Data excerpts
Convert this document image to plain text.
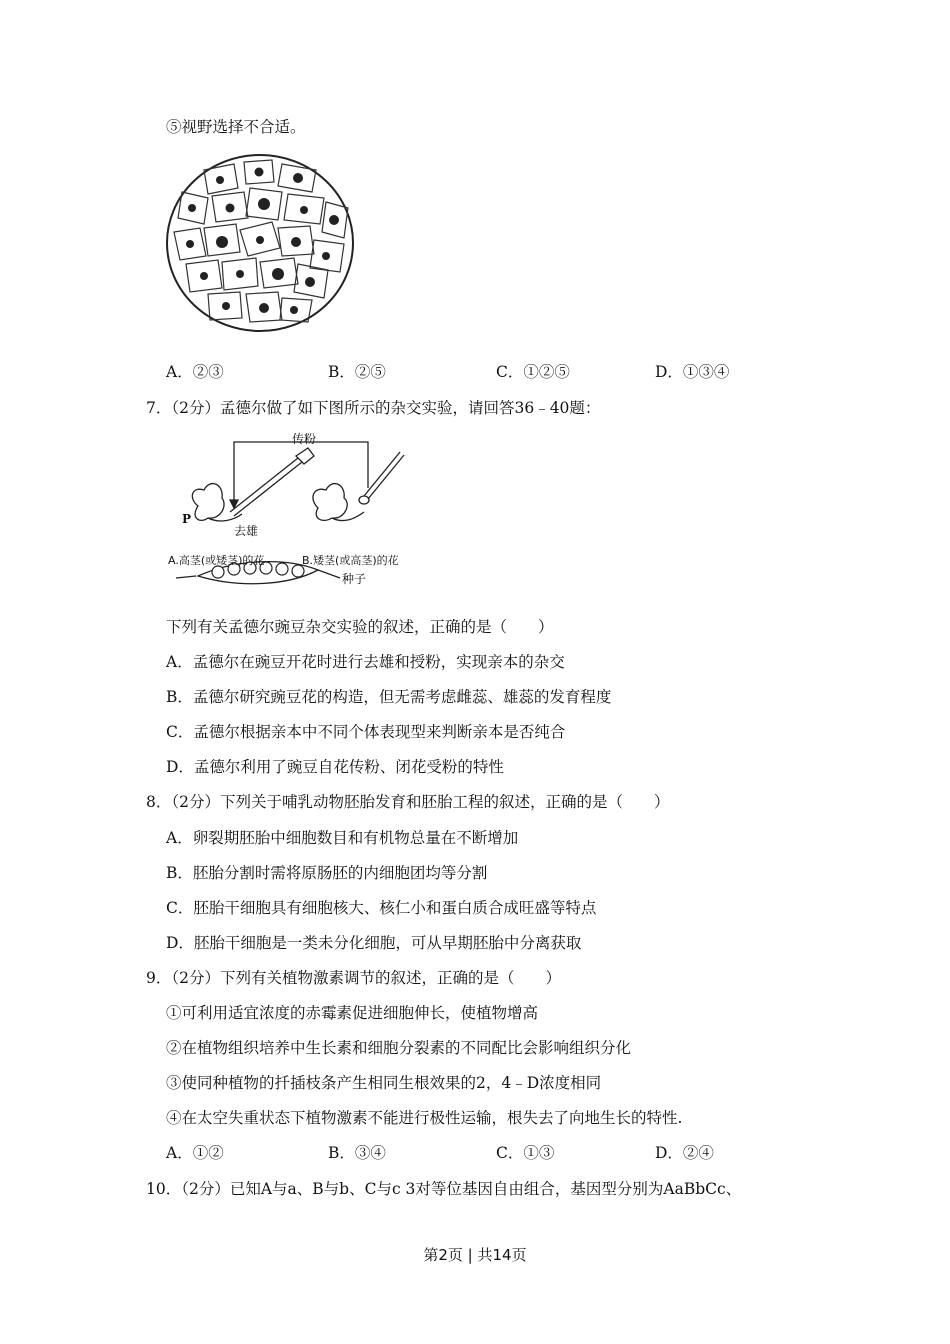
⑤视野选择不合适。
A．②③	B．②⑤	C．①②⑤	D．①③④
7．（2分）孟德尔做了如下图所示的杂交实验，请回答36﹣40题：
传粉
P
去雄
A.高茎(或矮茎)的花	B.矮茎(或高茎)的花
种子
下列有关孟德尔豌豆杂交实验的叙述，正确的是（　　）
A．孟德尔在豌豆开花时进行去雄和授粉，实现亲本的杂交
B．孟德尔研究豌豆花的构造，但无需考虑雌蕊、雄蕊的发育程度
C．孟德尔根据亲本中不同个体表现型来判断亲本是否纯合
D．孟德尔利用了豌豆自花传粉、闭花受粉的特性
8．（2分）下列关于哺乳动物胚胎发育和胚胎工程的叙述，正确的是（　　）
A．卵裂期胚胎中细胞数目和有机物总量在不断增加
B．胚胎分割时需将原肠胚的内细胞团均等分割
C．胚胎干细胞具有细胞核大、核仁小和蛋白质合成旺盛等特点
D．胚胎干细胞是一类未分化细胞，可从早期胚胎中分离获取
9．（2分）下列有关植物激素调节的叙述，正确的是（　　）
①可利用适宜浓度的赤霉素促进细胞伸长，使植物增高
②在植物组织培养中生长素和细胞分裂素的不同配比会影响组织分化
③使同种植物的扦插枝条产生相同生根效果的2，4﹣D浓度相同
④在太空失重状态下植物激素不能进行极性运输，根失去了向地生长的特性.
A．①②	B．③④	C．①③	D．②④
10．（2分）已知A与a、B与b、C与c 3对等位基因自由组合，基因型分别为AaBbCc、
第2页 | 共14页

▶ STATED PROBLEM
Repeat the entries exactly and keep the pictures out of the copy.

▶ ANSWER TO THIS PROBLEM
Convert this document image to plain text.
⑤视野选择不合适。
A．②③	B．②⑤	C．①②⑤	D．①③④
7．（2分）孟德尔做了如下图所示的杂交实验，请回答36﹣40题：
传粉
P
去雄
A.高茎(或矮茎)的花	B.矮茎(或高茎)的花
种子
下列有关孟德尔豌豆杂交实验的叙述，正确的是（　　）
A．孟德尔在豌豆开花时进行去雄和授粉，实现亲本的杂交
B．孟德尔研究豌豆花的构造，但无需考虑雌蕊、雄蕊的发育程度
C．孟德尔根据亲本中不同个体表现型来判断亲本是否纯合
D．孟德尔利用了豌豆自花传粉、闭花受粉的特性
8．（2分）下列关于哺乳动物胚胎发育和胚胎工程的叙述，正确的是（　　）
A．卵裂期胚胎中细胞数目和有机物总量在不断增加
B．胚胎分割时需将原肠胚的内细胞团均等分割
C．胚胎干细胞具有细胞核大、核仁小和蛋白质合成旺盛等特点
D．胚胎干细胞是一类未分化细胞，可从早期胚胎中分离获取
9．（2分）下列有关植物激素调节的叙述，正确的是（　　）
①可利用适宜浓度的赤霉素促进细胞伸长，使植物增高
②在植物组织培养中生长素和细胞分裂素的不同配比会影响组织分化
③使同种植物的扦插枝条产生相同生根效果的2，4﹣D浓度相同
④在太空失重状态下植物激素不能进行极性运输，根失去了向地生长的特性.
A．①②	B．③④	C．①③	D．②④
10．（2分）已知A与a、B与b、C与c 3对等位基因自由组合，基因型分别为AaBbCc、
第2页 | 共14页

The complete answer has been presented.